> _Exercise aim_:
Look through the data for the string "الكوفي". Copy every line where it is found.

Dataset items
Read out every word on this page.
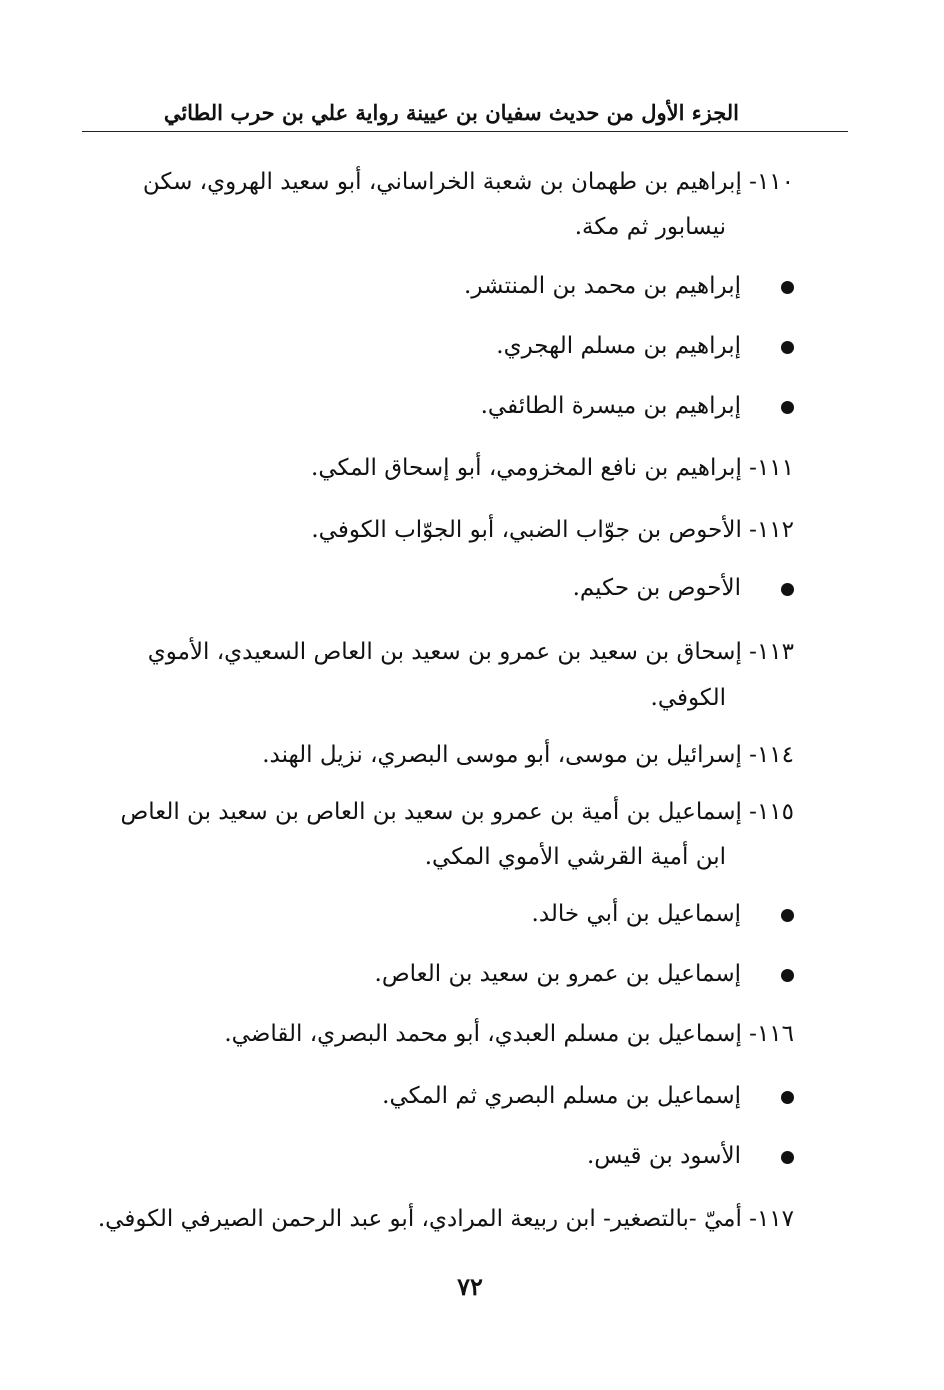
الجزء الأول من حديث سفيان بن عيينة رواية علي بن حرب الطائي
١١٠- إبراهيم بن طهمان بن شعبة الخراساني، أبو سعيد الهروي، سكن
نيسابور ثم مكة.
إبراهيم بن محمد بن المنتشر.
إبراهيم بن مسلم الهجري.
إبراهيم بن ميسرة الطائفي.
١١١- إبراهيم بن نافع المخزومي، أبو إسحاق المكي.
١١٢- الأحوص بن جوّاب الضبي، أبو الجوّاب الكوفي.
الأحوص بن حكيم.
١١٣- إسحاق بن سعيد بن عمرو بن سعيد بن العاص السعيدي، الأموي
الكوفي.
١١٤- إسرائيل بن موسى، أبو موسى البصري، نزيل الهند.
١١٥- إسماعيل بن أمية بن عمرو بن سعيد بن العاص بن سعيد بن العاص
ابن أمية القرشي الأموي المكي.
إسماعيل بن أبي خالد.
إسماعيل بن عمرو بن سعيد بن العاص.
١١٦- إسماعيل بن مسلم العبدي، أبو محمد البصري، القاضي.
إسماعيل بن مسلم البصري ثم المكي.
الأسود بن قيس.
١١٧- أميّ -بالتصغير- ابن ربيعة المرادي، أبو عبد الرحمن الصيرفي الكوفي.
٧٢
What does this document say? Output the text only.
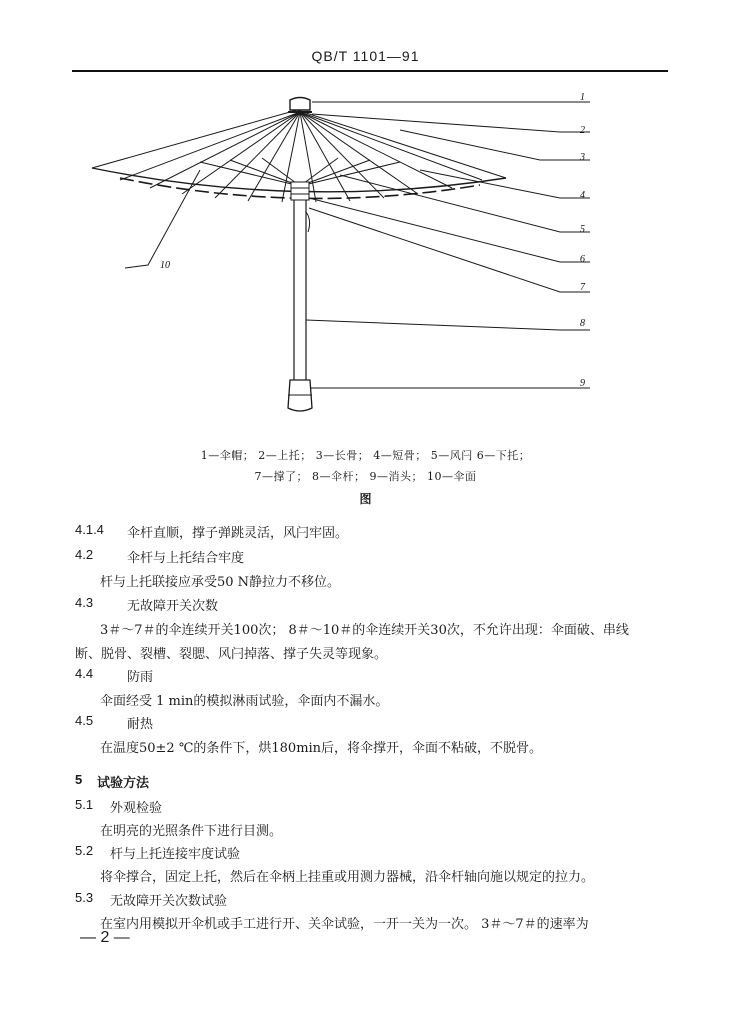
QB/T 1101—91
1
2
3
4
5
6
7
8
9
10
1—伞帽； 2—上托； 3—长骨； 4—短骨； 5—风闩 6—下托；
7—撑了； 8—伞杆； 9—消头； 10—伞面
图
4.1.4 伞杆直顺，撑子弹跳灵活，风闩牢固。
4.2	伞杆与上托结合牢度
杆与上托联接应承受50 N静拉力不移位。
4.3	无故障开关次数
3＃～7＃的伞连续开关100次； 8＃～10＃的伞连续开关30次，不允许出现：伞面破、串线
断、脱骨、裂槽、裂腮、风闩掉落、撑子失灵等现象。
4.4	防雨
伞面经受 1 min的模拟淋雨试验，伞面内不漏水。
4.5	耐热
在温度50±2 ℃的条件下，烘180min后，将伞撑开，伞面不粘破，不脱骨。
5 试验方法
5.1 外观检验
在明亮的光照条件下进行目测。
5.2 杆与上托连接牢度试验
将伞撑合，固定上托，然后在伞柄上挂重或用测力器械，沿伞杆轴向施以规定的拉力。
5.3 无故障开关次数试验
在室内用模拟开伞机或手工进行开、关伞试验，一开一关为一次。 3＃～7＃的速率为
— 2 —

> _Output_:
١١٢- الأحوص بن جوّاب الضبي، أبو الجوّاب الكوفي.
الكوفي.
١١٧- أميّ -بالتصغير- ابن ربيعة المرادي، أبو عبد الرحمن الصيرفي الكوفي.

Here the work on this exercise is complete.